───── DATA PROVIDED
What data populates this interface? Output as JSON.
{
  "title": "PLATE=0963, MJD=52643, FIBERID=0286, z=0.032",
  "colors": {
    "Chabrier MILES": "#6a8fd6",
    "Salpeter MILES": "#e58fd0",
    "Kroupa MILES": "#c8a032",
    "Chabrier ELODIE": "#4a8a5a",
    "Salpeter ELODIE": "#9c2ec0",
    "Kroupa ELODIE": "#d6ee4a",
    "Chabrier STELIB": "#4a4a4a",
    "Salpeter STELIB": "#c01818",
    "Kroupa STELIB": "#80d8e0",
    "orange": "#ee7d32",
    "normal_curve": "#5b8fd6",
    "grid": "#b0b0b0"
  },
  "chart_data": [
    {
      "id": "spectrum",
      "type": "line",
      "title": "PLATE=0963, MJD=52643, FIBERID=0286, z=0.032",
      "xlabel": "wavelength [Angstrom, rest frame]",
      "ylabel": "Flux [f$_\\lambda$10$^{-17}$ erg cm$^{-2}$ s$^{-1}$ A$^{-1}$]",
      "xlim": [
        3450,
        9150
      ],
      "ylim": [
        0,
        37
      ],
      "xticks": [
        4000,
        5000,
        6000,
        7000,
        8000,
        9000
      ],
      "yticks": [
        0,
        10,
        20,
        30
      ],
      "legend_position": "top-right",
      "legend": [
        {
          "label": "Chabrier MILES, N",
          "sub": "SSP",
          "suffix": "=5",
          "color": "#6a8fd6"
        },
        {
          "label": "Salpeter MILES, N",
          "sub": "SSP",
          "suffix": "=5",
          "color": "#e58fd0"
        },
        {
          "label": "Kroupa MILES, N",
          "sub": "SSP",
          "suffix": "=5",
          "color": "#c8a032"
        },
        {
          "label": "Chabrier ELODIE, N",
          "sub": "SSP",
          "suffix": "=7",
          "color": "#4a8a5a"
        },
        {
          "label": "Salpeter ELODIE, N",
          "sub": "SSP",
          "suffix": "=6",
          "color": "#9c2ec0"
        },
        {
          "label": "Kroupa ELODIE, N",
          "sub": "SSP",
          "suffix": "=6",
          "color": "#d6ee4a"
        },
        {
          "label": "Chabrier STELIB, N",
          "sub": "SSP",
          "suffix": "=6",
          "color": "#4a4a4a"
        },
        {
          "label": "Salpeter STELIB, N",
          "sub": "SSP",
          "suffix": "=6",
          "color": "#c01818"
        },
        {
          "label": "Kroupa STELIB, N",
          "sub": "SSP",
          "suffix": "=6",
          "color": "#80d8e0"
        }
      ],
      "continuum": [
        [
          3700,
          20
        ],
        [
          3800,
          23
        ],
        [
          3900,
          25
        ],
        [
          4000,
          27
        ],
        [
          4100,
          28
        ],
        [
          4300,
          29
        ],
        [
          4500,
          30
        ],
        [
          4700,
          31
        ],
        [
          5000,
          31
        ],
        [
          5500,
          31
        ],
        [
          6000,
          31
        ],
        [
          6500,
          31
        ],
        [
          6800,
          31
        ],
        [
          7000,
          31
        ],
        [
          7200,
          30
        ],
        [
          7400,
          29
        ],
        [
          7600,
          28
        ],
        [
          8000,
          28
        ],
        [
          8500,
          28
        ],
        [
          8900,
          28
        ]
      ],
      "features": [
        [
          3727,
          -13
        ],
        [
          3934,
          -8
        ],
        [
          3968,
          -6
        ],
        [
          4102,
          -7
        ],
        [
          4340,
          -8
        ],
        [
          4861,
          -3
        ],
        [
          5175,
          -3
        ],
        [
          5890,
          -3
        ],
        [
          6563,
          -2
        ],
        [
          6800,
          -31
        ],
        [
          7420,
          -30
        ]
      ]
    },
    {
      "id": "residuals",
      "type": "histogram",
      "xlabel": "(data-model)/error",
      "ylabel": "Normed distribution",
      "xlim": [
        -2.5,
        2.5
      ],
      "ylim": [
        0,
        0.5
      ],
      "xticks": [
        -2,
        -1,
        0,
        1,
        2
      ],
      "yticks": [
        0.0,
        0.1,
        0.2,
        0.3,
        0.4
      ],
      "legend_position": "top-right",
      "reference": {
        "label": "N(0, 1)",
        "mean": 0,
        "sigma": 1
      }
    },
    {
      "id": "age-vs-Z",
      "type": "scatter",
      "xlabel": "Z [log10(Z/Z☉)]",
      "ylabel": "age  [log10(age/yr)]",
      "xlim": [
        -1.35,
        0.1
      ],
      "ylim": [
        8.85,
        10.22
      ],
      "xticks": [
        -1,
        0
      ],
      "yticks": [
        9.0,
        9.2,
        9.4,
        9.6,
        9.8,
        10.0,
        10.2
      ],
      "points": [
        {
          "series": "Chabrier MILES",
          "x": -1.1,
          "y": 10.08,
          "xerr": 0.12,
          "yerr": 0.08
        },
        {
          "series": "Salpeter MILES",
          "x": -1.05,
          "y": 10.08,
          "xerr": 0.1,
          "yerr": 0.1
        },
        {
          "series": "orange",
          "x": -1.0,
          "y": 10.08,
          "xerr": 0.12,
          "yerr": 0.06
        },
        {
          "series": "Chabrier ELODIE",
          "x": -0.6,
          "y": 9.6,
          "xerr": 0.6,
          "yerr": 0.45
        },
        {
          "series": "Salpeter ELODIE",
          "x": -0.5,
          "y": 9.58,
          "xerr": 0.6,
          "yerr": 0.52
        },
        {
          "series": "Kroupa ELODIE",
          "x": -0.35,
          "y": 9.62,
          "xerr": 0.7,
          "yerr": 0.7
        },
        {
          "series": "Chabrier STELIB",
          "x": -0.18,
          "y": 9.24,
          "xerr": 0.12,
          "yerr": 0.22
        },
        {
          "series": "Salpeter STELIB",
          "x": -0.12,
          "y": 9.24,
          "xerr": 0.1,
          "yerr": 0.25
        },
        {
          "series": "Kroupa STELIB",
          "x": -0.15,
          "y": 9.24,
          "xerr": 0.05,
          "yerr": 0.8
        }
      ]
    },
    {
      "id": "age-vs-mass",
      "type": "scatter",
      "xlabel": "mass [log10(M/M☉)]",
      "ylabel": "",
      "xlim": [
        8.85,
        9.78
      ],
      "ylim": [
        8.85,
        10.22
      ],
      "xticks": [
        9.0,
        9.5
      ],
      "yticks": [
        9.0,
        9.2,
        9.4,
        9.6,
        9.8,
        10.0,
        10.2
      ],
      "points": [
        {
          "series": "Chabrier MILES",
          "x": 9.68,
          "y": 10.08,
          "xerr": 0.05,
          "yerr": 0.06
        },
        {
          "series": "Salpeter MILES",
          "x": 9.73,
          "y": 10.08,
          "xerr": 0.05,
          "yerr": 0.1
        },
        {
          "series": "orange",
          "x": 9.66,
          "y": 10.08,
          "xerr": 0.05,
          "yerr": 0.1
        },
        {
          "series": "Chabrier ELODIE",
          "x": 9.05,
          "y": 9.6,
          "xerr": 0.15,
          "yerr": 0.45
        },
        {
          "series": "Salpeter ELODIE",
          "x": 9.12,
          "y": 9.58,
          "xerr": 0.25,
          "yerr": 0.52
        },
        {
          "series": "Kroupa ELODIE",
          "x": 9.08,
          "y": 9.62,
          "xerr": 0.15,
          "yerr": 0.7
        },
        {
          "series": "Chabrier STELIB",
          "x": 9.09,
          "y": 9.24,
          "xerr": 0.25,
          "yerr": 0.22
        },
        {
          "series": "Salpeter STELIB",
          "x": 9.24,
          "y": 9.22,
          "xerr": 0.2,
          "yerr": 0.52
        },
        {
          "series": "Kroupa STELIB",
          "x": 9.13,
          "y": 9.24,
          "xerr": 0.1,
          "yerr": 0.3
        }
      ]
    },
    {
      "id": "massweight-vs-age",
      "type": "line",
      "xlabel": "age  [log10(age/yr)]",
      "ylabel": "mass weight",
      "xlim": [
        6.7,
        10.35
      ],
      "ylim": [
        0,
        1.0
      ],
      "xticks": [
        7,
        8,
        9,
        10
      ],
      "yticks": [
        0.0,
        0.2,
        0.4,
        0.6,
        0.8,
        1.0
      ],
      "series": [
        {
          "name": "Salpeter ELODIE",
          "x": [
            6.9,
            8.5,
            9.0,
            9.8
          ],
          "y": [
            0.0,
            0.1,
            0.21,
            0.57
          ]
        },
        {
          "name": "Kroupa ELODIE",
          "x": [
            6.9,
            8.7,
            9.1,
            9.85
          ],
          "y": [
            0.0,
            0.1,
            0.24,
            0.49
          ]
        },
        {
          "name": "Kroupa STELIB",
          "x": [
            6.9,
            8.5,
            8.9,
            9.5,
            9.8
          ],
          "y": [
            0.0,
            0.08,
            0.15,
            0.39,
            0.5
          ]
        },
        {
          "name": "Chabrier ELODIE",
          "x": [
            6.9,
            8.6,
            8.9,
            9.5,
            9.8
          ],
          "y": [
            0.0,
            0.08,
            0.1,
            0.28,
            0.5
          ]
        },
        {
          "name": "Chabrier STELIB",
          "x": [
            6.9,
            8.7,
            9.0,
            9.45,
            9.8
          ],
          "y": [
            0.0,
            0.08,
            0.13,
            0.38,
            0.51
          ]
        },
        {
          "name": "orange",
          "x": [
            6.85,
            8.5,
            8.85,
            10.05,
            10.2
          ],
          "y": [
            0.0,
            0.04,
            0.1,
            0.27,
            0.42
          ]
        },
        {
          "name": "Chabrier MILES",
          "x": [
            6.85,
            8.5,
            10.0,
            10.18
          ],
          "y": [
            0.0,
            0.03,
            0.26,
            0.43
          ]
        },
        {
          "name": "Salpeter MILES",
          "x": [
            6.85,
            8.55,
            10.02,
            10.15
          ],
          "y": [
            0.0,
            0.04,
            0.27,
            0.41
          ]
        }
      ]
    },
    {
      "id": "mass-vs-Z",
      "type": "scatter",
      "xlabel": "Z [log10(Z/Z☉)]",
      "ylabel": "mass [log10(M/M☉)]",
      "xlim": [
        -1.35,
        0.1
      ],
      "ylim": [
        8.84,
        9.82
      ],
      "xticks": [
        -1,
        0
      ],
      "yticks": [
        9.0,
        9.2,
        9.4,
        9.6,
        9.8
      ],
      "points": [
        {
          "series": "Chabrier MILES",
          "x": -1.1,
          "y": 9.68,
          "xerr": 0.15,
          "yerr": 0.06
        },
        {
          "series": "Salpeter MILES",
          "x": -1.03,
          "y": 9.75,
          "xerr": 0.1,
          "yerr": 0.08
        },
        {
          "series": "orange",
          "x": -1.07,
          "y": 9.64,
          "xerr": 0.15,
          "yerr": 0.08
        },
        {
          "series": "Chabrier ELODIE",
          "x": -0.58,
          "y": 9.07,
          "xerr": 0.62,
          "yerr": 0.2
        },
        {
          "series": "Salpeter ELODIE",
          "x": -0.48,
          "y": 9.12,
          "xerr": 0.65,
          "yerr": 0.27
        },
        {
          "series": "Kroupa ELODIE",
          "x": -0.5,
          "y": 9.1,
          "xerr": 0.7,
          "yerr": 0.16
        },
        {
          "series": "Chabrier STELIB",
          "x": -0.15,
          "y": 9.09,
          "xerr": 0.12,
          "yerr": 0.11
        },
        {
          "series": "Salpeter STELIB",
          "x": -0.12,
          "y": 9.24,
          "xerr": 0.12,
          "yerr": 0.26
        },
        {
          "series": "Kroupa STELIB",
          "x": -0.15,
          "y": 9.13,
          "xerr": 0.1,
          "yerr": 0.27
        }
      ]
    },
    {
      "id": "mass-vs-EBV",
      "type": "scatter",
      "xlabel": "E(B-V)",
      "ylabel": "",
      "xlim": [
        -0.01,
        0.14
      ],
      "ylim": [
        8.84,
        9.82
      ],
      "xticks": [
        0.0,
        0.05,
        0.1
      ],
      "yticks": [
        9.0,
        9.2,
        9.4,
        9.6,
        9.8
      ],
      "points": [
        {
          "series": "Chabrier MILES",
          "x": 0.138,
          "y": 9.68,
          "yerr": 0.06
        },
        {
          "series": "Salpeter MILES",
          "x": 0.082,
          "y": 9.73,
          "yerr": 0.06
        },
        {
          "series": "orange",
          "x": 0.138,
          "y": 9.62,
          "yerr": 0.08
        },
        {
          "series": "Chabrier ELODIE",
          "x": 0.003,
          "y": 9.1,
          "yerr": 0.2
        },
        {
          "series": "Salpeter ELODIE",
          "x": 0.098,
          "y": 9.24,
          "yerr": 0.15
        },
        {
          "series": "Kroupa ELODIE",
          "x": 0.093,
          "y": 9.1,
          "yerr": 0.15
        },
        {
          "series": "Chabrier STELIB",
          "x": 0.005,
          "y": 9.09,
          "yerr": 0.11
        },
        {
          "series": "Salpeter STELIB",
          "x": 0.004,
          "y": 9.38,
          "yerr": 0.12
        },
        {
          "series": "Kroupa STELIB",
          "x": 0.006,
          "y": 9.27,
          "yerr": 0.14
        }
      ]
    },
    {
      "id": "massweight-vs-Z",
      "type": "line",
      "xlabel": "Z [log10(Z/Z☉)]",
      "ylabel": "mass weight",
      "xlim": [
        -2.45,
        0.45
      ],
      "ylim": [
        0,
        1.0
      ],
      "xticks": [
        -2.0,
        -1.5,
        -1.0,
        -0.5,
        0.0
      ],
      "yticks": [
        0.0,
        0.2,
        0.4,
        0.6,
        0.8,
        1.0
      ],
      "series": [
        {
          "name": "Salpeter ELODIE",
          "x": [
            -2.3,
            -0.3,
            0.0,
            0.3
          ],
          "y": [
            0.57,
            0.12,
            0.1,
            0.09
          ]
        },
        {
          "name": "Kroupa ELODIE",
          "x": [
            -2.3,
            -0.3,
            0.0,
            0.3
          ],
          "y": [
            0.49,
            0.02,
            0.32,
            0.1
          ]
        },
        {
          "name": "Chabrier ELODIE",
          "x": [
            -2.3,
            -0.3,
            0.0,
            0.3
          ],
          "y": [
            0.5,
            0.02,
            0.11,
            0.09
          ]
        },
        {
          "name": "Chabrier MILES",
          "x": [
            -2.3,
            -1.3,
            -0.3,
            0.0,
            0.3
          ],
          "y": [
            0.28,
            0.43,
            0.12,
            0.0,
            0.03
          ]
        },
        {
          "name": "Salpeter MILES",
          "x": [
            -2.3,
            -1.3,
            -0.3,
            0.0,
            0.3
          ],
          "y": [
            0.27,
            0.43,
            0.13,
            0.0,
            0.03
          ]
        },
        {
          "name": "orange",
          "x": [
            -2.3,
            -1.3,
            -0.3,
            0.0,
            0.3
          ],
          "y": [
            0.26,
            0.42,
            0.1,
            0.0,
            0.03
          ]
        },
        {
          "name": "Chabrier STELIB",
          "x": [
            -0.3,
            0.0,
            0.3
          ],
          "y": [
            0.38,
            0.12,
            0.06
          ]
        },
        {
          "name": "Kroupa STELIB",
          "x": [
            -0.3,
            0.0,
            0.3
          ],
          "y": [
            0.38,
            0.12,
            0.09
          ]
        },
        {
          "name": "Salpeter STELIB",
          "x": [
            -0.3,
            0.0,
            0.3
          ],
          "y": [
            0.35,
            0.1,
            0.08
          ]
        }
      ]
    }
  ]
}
──────────
### EXERCISE DESCRIPTION
From the entries, report each line that includes the word "title".

### CORRECT RESPONSE
  "title": "PLATE=0963, MJD=52643, FIBERID=0286, z=0.032",
      "title": "PLATE=0963, MJD=52643, FIBERID=0286, z=0.032",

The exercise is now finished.